- _Input material_
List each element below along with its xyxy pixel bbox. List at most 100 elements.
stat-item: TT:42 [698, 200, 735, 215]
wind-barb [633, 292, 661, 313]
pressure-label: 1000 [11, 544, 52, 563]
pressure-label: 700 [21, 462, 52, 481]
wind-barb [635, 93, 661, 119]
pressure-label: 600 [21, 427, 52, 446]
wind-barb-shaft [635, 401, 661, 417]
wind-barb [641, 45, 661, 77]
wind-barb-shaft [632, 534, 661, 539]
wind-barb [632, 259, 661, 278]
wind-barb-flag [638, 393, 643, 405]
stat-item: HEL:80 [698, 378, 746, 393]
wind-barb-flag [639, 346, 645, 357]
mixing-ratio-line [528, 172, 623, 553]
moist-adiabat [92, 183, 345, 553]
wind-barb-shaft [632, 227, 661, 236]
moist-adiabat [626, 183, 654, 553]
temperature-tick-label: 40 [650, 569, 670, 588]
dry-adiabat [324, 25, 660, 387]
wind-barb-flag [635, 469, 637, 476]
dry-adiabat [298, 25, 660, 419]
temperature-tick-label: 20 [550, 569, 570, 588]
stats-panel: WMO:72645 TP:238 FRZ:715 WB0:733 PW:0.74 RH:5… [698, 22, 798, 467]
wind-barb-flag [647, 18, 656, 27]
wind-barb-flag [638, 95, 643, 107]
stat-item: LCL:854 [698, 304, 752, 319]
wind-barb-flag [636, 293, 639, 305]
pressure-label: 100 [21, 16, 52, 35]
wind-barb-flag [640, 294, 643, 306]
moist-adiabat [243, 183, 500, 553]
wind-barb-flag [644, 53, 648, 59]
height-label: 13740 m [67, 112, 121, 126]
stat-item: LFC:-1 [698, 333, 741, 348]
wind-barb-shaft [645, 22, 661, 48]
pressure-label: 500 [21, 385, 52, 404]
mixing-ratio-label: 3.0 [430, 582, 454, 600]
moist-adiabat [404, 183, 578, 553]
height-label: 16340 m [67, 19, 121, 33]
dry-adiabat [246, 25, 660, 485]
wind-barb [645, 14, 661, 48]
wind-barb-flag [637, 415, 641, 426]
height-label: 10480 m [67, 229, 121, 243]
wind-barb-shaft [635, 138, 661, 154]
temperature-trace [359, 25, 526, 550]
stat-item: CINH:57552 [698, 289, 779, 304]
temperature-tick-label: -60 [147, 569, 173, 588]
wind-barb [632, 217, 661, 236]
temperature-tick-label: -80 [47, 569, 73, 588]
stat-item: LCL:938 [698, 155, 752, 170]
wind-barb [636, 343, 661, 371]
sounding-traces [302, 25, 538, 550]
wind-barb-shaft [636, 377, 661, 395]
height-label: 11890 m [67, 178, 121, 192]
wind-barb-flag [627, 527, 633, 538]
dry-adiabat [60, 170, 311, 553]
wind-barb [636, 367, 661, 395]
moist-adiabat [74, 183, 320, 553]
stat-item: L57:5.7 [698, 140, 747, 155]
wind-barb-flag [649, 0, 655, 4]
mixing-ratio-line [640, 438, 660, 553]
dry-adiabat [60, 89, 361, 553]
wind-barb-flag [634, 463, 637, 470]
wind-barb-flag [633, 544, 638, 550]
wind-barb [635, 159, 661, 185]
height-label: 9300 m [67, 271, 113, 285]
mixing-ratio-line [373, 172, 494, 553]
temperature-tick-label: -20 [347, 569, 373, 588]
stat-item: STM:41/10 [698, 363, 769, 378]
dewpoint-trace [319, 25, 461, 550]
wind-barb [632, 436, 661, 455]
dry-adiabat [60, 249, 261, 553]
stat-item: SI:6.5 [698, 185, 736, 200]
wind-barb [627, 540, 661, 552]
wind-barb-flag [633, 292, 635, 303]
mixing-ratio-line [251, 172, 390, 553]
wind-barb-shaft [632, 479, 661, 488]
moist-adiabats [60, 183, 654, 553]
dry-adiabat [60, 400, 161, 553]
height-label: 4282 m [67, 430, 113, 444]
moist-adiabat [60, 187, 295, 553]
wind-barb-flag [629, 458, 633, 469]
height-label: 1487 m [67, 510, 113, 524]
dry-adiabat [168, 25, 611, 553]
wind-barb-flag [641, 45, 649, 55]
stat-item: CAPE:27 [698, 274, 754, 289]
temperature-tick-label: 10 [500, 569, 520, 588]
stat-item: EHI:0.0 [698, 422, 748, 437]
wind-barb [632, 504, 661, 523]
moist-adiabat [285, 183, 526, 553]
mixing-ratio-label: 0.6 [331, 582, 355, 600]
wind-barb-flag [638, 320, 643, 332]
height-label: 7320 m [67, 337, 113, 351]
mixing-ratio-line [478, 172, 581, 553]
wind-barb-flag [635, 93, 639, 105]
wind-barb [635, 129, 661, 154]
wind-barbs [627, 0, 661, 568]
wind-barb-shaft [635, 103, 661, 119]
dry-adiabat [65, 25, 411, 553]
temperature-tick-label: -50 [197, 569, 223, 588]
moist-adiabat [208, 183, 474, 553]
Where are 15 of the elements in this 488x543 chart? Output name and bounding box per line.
--
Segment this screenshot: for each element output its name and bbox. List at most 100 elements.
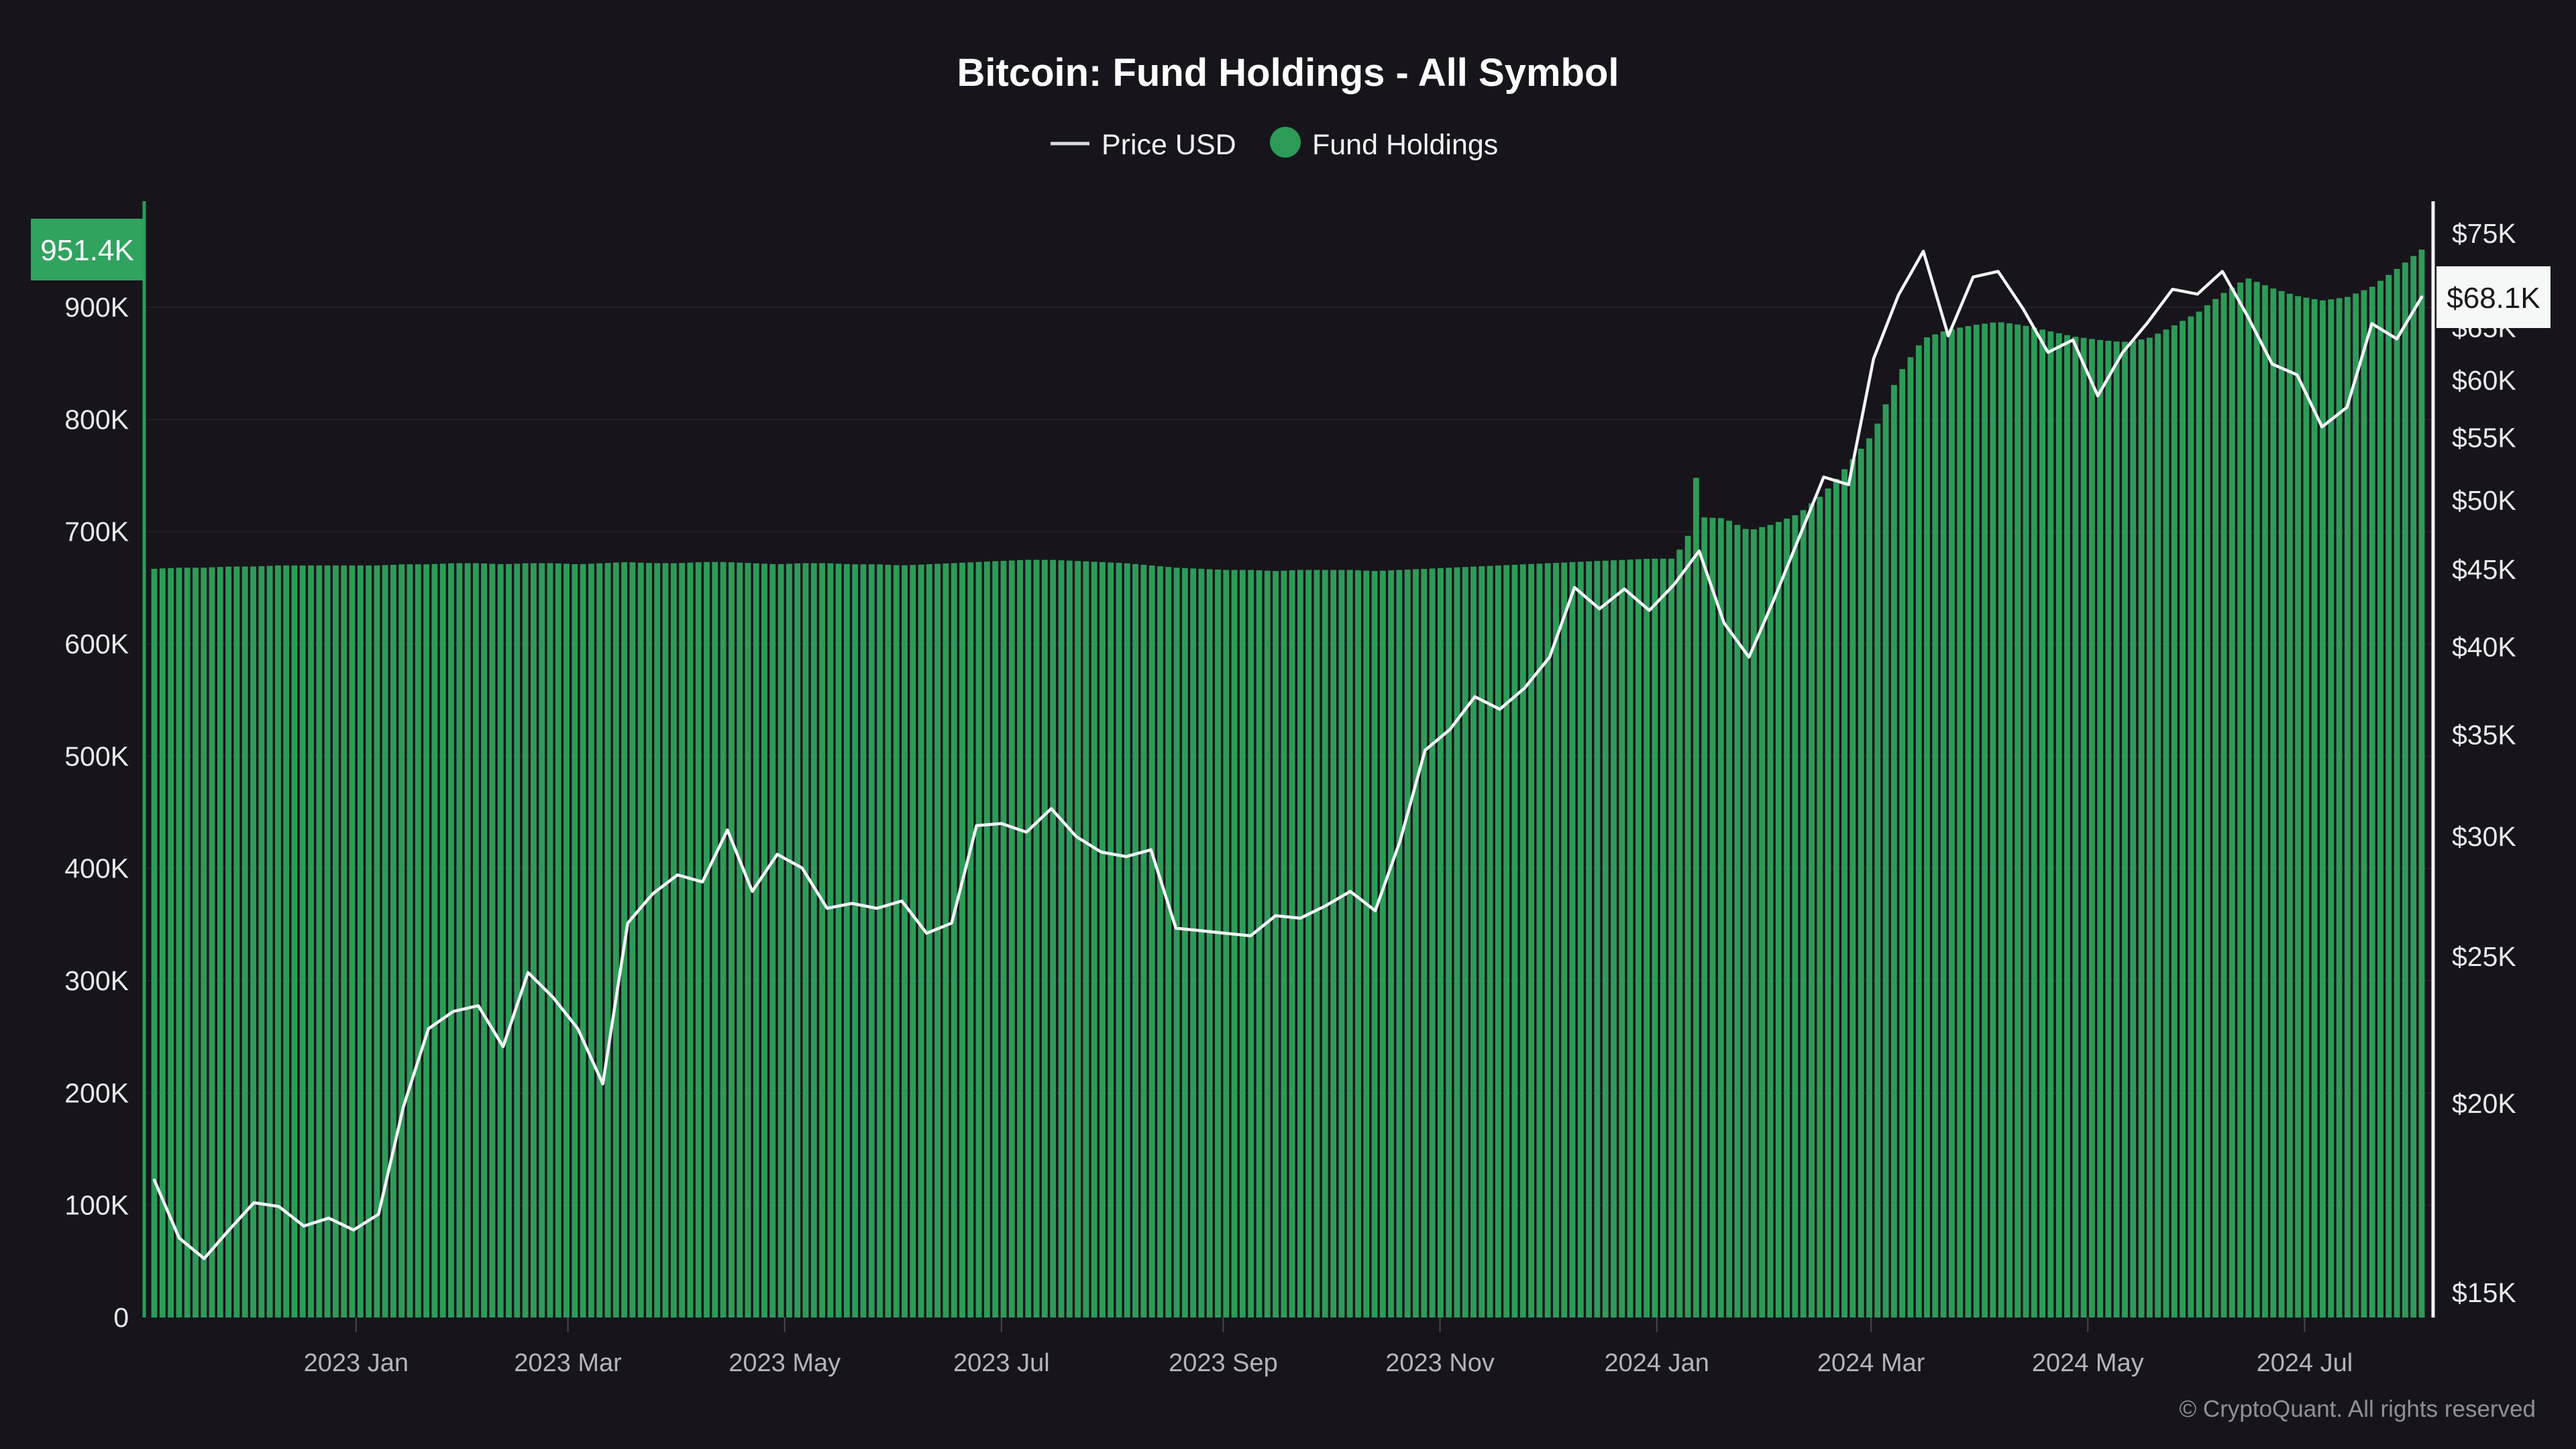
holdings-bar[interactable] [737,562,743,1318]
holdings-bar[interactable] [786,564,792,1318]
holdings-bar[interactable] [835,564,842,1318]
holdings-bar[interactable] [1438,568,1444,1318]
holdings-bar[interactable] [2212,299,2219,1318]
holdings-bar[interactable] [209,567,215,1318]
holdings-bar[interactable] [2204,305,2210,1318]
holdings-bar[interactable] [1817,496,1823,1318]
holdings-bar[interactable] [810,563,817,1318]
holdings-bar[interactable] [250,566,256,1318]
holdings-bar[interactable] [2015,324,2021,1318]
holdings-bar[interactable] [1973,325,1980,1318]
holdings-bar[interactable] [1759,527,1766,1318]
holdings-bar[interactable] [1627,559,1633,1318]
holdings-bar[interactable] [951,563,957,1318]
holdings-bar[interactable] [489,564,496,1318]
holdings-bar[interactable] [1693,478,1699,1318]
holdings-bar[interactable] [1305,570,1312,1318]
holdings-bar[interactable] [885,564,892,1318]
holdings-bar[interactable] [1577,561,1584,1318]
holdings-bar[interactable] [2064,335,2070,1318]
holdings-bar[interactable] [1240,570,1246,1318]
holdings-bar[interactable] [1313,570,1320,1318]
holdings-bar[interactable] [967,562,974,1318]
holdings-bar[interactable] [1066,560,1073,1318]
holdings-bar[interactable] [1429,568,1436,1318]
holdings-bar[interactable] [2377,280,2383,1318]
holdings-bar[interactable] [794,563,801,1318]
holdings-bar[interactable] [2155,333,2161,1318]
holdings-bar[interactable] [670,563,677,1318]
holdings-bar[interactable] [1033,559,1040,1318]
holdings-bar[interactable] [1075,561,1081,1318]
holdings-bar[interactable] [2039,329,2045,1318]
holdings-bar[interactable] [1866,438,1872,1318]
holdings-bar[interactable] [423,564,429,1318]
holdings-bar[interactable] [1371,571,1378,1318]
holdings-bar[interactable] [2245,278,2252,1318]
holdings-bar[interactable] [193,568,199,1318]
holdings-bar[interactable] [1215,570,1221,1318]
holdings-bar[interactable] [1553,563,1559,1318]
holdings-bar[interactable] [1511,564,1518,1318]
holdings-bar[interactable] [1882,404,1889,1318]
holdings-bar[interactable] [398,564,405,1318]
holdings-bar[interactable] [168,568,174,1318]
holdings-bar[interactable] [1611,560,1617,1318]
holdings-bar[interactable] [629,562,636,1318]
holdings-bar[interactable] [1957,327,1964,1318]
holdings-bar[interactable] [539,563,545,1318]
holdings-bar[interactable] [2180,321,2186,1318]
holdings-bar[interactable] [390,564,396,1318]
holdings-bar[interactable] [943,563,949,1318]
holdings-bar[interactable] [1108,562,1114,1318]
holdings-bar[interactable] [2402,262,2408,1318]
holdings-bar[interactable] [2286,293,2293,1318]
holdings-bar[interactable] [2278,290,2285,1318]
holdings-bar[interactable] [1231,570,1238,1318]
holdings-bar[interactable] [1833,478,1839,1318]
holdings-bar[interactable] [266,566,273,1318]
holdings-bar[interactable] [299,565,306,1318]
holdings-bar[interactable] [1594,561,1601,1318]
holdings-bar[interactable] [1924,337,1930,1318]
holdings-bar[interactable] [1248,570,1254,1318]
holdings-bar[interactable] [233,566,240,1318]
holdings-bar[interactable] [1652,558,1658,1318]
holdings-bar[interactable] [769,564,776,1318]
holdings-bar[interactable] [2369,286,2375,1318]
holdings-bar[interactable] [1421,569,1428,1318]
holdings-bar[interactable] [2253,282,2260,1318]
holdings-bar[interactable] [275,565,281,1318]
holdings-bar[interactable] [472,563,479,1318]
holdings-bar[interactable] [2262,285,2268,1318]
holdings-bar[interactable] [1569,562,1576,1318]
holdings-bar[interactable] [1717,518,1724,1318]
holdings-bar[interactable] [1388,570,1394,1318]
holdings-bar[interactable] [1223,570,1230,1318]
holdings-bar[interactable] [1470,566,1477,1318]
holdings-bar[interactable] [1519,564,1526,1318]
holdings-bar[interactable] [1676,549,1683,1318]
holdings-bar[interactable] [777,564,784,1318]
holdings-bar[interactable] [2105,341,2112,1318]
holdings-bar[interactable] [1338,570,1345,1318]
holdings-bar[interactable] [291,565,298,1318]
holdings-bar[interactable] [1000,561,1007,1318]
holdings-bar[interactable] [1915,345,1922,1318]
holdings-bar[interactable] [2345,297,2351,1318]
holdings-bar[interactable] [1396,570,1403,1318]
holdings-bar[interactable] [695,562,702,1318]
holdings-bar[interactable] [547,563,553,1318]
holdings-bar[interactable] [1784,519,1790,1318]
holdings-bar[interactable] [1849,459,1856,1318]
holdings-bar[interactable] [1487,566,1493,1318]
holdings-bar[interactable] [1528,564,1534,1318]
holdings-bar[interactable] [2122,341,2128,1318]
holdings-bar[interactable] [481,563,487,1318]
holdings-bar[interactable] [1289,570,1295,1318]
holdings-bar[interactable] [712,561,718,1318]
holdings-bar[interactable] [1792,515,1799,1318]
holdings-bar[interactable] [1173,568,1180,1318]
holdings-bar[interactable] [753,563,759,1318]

- _Task goal_
Reproduce the part of the items that opens with the line containing "List each element" and closes with the line containing "wind-barb-flag [647, 18, 656, 27]", renaming "pressure-label" to "isobar-label" and keeping every other character the same.

- _Response for this exercise_
List each element below along with its xyxy pixel bbox. List at most 100 elements.
stat-item: TT:42 [698, 200, 735, 215]
wind-barb [633, 292, 661, 313]
isobar-label: 1000 [11, 544, 52, 563]
isobar-label: 700 [21, 462, 52, 481]
wind-barb [635, 93, 661, 119]
isobar-label: 600 [21, 427, 52, 446]
wind-barb-shaft [635, 401, 661, 417]
wind-barb [641, 45, 661, 77]
wind-barb-shaft [632, 534, 661, 539]
wind-barb [632, 259, 661, 278]
wind-barb-flag [638, 393, 643, 405]
stat-item: HEL:80 [698, 378, 746, 393]
wind-barb-flag [639, 346, 645, 357]
mixing-ratio-line [528, 172, 623, 553]
moist-adiabat [92, 183, 345, 553]
wind-barb-shaft [632, 227, 661, 236]
moist-adiabat [626, 183, 654, 553]
temperature-tick-label: 40 [650, 569, 670, 588]
dry-adiabat [324, 25, 660, 387]
wind-barb-flag [635, 469, 637, 476]
dry-adiabat [298, 25, 660, 419]
temperature-tick-label: 20 [550, 569, 570, 588]
stats-panel: WMO:72645 TP:238 FRZ:715 WB0:733 PW:0.74 RH:5… [698, 22, 798, 467]
wind-barb-flag [647, 18, 656, 27]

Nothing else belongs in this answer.